Set task » Print the entries below word for word; the pictures stay out of your copy.

(Dataset items)
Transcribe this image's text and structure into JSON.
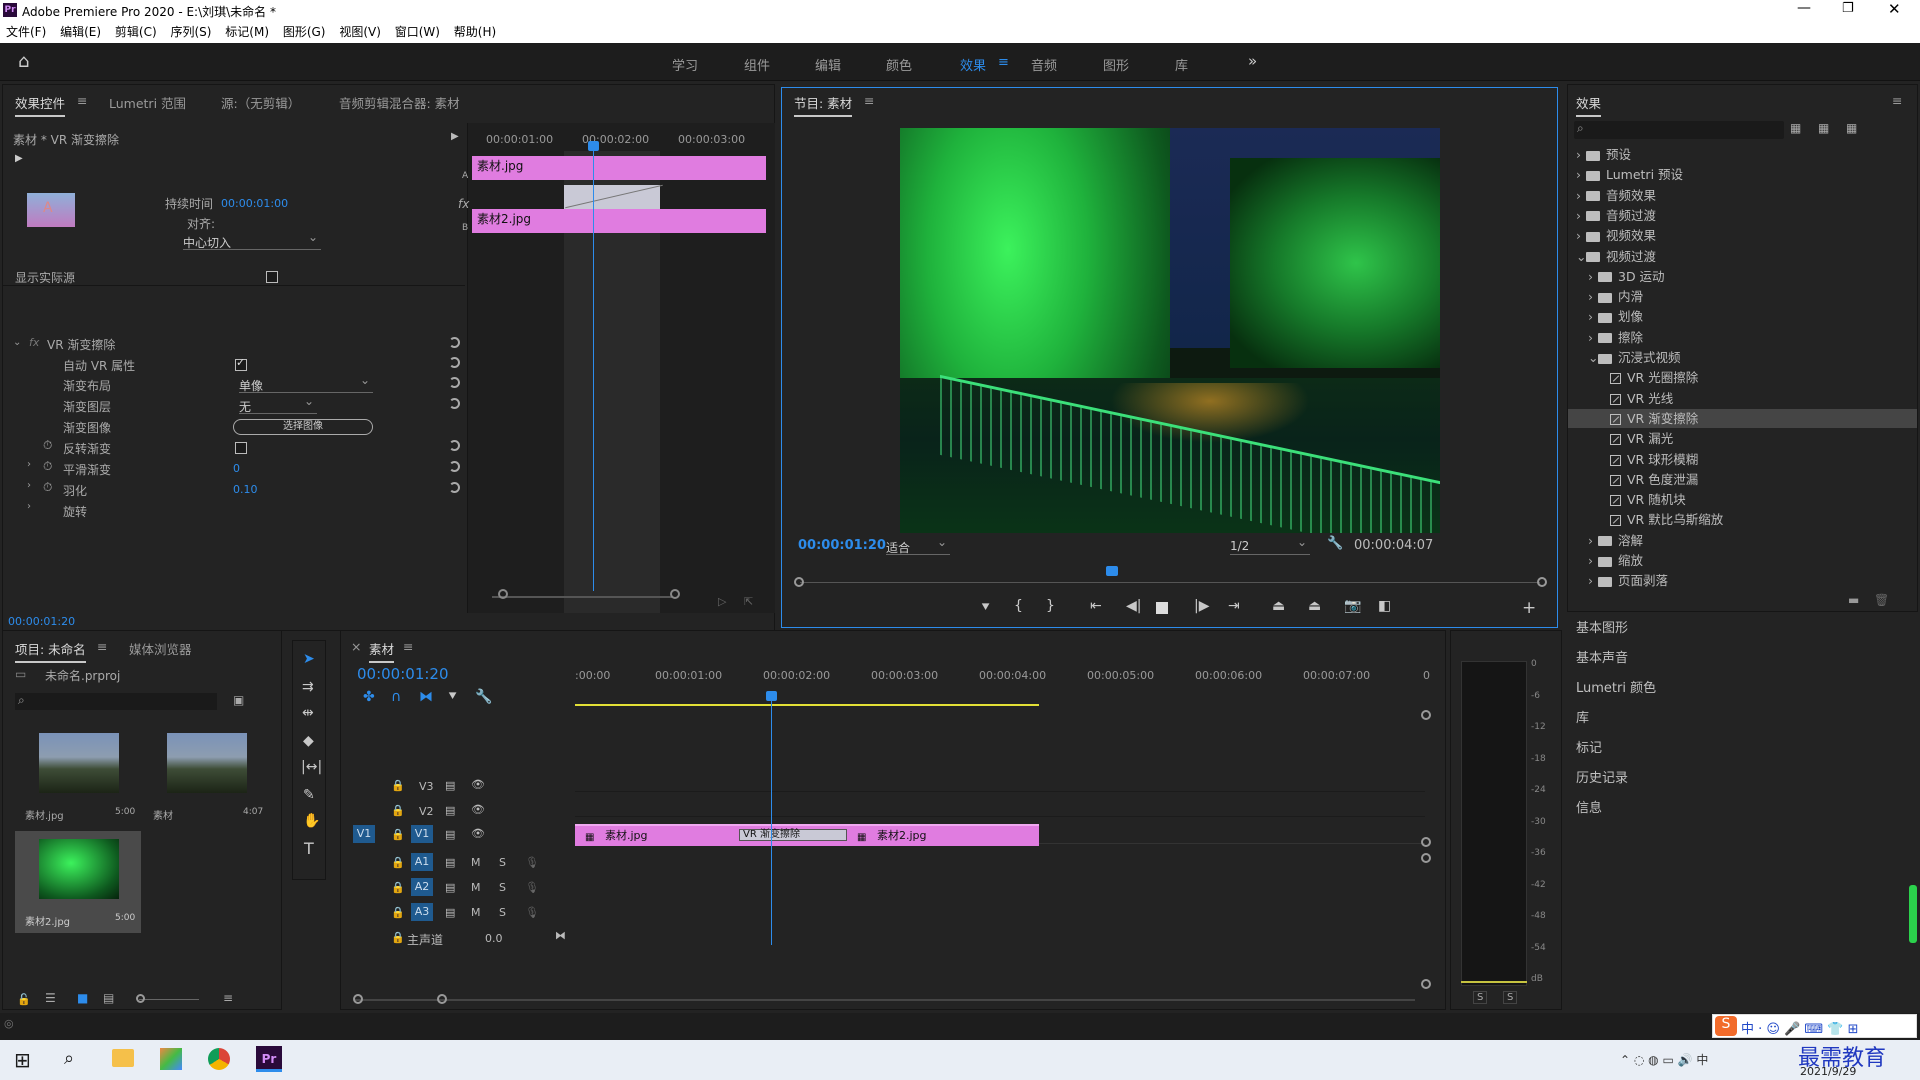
{
  "app": {
    "title": "Adobe Premiere Pro 2020 - E:\\刘琪\\未命名 *",
    "logo": "Pr"
  },
  "menu": [
    "文件(F)",
    "编辑(E)",
    "剪辑(C)",
    "序列(S)",
    "标记(M)",
    "图形(G)",
    "视图(V)",
    "窗口(W)",
    "帮助(H)"
  ],
  "workspaces": [
    "学习",
    "组件",
    "编辑",
    "颜色",
    "效果",
    "音频",
    "图形",
    "库"
  ],
  "workspace_active": "效果",
  "effect_controls": {
    "tabs": [
      "效果控件",
      "Lumetri 范围",
      "源:（无剪辑）",
      "音频剪辑混合器: 素材"
    ],
    "clip_label": "素材 * VR 渐变擦除",
    "ruler": [
      "00:00:01:00",
      "00:00:02:00",
      "00:00:03:00"
    ],
    "clip_a": "素材.jpg",
    "clip_b": "素材2.jpg",
    "track_a": "A",
    "track_b": "B",
    "duration_label": "持续时间",
    "duration_value": "00:00:01:00",
    "align_label": "对齐:",
    "align_value": "中心切入",
    "show_source_label": "显示实际源",
    "effect_name": "VR 渐变擦除",
    "params": {
      "auto_vr": "自动 VR 属性",
      "layout_label": "渐变布局",
      "layout_value": "单像",
      "layer_label": "渐变图层",
      "layer_value": "无",
      "image_label": "渐变图像",
      "image_button": "选择图像",
      "invert_label": "反转渐变",
      "smooth_label": "平滑渐变",
      "smooth_value": "0",
      "feather_label": "羽化",
      "feather_value": "0.10",
      "rotate_label": "旋转"
    },
    "timecode": "00:00:01:20"
  },
  "program": {
    "tab": "节目: 素材",
    "timecode": "00:00:01:20",
    "fit": "适合",
    "resolution": "1/2",
    "duration": "00:00:04:07"
  },
  "effects": {
    "title": "效果",
    "tree": [
      {
        "label": "预设",
        "type": "folder",
        "level": 0,
        "open": false
      },
      {
        "label": "Lumetri 预设",
        "type": "folder",
        "level": 0,
        "open": false
      },
      {
        "label": "音频效果",
        "type": "folder",
        "level": 0,
        "open": false
      },
      {
        "label": "音频过渡",
        "type": "folder",
        "level": 0,
        "open": false
      },
      {
        "label": "视频效果",
        "type": "folder",
        "level": 0,
        "open": false
      },
      {
        "label": "视频过渡",
        "type": "folder",
        "level": 0,
        "open": true
      },
      {
        "label": "3D 运动",
        "type": "folder",
        "level": 1,
        "open": false
      },
      {
        "label": "内滑",
        "type": "folder",
        "level": 1,
        "open": false
      },
      {
        "label": "划像",
        "type": "folder",
        "level": 1,
        "open": false
      },
      {
        "label": "擦除",
        "type": "folder",
        "level": 1,
        "open": false
      },
      {
        "label": "沉浸式视频",
        "type": "folder",
        "level": 1,
        "open": true
      },
      {
        "label": "VR 光圈擦除",
        "type": "fx",
        "level": 2
      },
      {
        "label": "VR 光线",
        "type": "fx",
        "level": 2
      },
      {
        "label": "VR 渐变擦除",
        "type": "fx",
        "level": 2,
        "selected": true
      },
      {
        "label": "VR 漏光",
        "type": "fx",
        "level": 2
      },
      {
        "label": "VR 球形模糊",
        "type": "fx",
        "level": 2
      },
      {
        "label": "VR 色度泄漏",
        "type": "fx",
        "level": 2
      },
      {
        "label": "VR 随机块",
        "type": "fx",
        "level": 2
      },
      {
        "label": "VR 默比乌斯缩放",
        "type": "fx",
        "level": 2
      },
      {
        "label": "溶解",
        "type": "folder",
        "level": 1,
        "open": false
      },
      {
        "label": "缩放",
        "type": "folder",
        "level": 1,
        "open": false
      },
      {
        "label": "页面剥落",
        "type": "folder",
        "level": 1,
        "open": false
      }
    ],
    "side_panels": [
      "基本图形",
      "基本声音",
      "Lumetri 颜色",
      "库",
      "标记",
      "历史记录",
      "信息"
    ]
  },
  "project": {
    "tabs": [
      "项目: 未命名",
      "媒体浏览器"
    ],
    "file": "未命名.prproj",
    "items": [
      {
        "name": "素材.jpg",
        "dur": "5:00"
      },
      {
        "name": "素材",
        "dur": "4:07"
      },
      {
        "name": "素材2.jpg",
        "dur": "5:00"
      }
    ]
  },
  "timeline": {
    "tab": "素材",
    "timecode": "00:00:01:20",
    "ruler": [
      ":00:00",
      "00:00:01:00",
      "00:00:02:00",
      "00:00:03:00",
      "00:00:04:00",
      "00:00:05:00",
      "00:00:06:00",
      "00:00:07:00",
      "0"
    ],
    "tracks_video": [
      "V3",
      "V2",
      "V1"
    ],
    "tracks_audio": [
      "A1",
      "A2",
      "A3"
    ],
    "src_v1": "V1",
    "master_label": "主声道",
    "master_value": "0.0",
    "clip1": "素材.jpg",
    "transition": "VR 渐变擦除",
    "clip2": "素材2.jpg",
    "m": "M",
    "s": "S"
  },
  "meter": {
    "scale": [
      "0",
      "-6",
      "-12",
      "-18",
      "-24",
      "-30",
      "-36",
      "-42",
      "-48",
      "-54",
      "dB"
    ],
    "solo": [
      "S",
      "S"
    ]
  },
  "watermark": {
    "brand": "最需教育",
    "date": "2021/9/29"
  },
  "colors": {
    "accent": "#2d8ceb",
    "clip": "#e07ce0",
    "panel": "#232323"
  }
}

Response »
Transcribe this image's text and structure into JSON.
{
  "app": {
    "title": "Adobe Premiere Pro 2020 - E:\\刘琪\\未命名 *",
    "logo": "Pr"
  },
  "menu": [
    "文件(F)",
    "编辑(E)",
    "剪辑(C)",
    "序列(S)",
    "标记(M)",
    "图形(G)",
    "视图(V)",
    "窗口(W)",
    "帮助(H)"
  ],
  "workspaces": [
    "学习",
    "组件",
    "编辑",
    "颜色",
    "效果",
    "音频",
    "图形",
    "库"
  ],
  "workspace_active": "效果",
  "effect_controls": {
    "tabs": [
      "效果控件",
      "Lumetri 范围",
      "源:（无剪辑）",
      "音频剪辑混合器: 素材"
    ],
    "clip_label": "素材 * VR 渐变擦除",
    "ruler": [
      "00:00:01:00",
      "00:00:02:00",
      "00:00:03:00"
    ],
    "clip_a": "素材.jpg",
    "clip_b": "素材2.jpg",
    "track_a": "A",
    "track_b": "B",
    "duration_label": "持续时间",
    "duration_value": "00:00:01:00",
    "align_label": "对齐:",
    "align_value": "中心切入",
    "show_source_label": "显示实际源",
    "effect_name": "VR 渐变擦除",
    "params": {
      "auto_vr": "自动 VR 属性",
      "layout_label": "渐变布局",
      "layout_value": "单像",
      "layer_label": "渐变图层",
      "layer_value": "无",
      "image_label": "渐变图像",
      "image_button": "选择图像",
      "invert_label": "反转渐变",
      "smooth_label": "平滑渐变",
      "smooth_value": "0",
      "feather_label": "羽化",
      "feather_value": "0.10",
      "rotate_label": "旋转"
    },
    "timecode": "00:00:01:20"
  },
  "program": {
    "tab": "节目: 素材",
    "timecode": "00:00:01:20",
    "fit": "适合",
    "resolution": "1/2",
    "duration": "00:00:04:07"
  },
  "effects": {
    "title": "效果",
    "tree": [
      {
        "label": "预设",
        "type": "folder",
        "level": 0,
        "open": false
      },
      {
        "label": "Lumetri 预设",
        "type": "folder",
        "level": 0,
        "open": false
      },
      {
        "label": "音频效果",
        "type": "folder",
        "level": 0,
        "open": false
      },
      {
        "label": "音频过渡",
        "type": "folder",
        "level": 0,
        "open": false
      },
      {
        "label": "视频效果",
        "type": "folder",
        "level": 0,
        "open": false
      },
      {
        "label": "视频过渡",
        "type": "folder",
        "level": 0,
        "open": true
      },
      {
        "label": "3D 运动",
        "type": "folder",
        "level": 1,
        "open": false
      },
      {
        "label": "内滑",
        "type": "folder",
        "level": 1,
        "open": false
      },
      {
        "label": "划像",
        "type": "folder",
        "level": 1,
        "open": false
      },
      {
        "label": "擦除",
        "type": "folder",
        "level": 1,
        "open": false
      },
      {
        "label": "沉浸式视频",
        "type": "folder",
        "level": 1,
        "open": true
      },
      {
        "label": "VR 光圈擦除",
        "type": "fx",
        "level": 2
      },
      {
        "label": "VR 光线",
        "type": "fx",
        "level": 2
      },
      {
        "label": "VR 渐变擦除",
        "type": "fx",
        "level": 2,
        "selected": true
      },
      {
        "label": "VR 漏光",
        "type": "fx",
        "level": 2
      },
      {
        "label": "VR 球形模糊",
        "type": "fx",
        "level": 2
      },
      {
        "label": "VR 色度泄漏",
        "type": "fx",
        "level": 2
      },
      {
        "label": "VR 随机块",
        "type": "fx",
        "level": 2
      },
      {
        "label": "VR 默比乌斯缩放",
        "type": "fx",
        "level": 2
      },
      {
        "label": "溶解",
        "type": "folder",
        "level": 1,
        "open": false
      },
      {
        "label": "缩放",
        "type": "folder",
        "level": 1,
        "open": false
      },
      {
        "label": "页面剥落",
        "type": "folder",
        "level": 1,
        "open": false
      }
    ],
    "side_panels": [
      "基本图形",
      "基本声音",
      "Lumetri 颜色",
      "库",
      "标记",
      "历史记录",
      "信息"
    ]
  },
  "project": {
    "tabs": [
      "项目: 未命名",
      "媒体浏览器"
    ],
    "file": "未命名.prproj",
    "items": [
      {
        "name": "素材.jpg",
        "dur": "5:00"
      },
      {
        "name": "素材",
        "dur": "4:07"
      },
      {
        "name": "素材2.jpg",
        "dur": "5:00"
      }
    ]
  },
  "timeline": {
    "tab": "素材",
    "timecode": "00:00:01:20",
    "ruler": [
      ":00:00",
      "00:00:01:00",
      "00:00:02:00",
      "00:00:03:00",
      "00:00:04:00",
      "00:00:05:00",
      "00:00:06:00",
      "00:00:07:00",
      "0"
    ],
    "tracks_video": [
      "V3",
      "V2",
      "V1"
    ],
    "tracks_audio": [
      "A1",
      "A2",
      "A3"
    ],
    "src_v1": "V1",
    "master_label": "主声道",
    "master_value": "0.0",
    "clip1": "素材.jpg",
    "transition": "VR 渐变擦除",
    "clip2": "素材2.jpg",
    "m": "M",
    "s": "S"
  },
  "meter": {
    "scale": [
      "0",
      "-6",
      "-12",
      "-18",
      "-24",
      "-30",
      "-36",
      "-42",
      "-48",
      "-54",
      "dB"
    ],
    "solo": [
      "S",
      "S"
    ]
  },
  "watermark": {
    "brand": "最需教育",
    "date": "2021/9/29"
  },
  "colors": {
    "accent": "#2d8ceb",
    "clip": "#e07ce0",
    "panel": "#232323"
  }
}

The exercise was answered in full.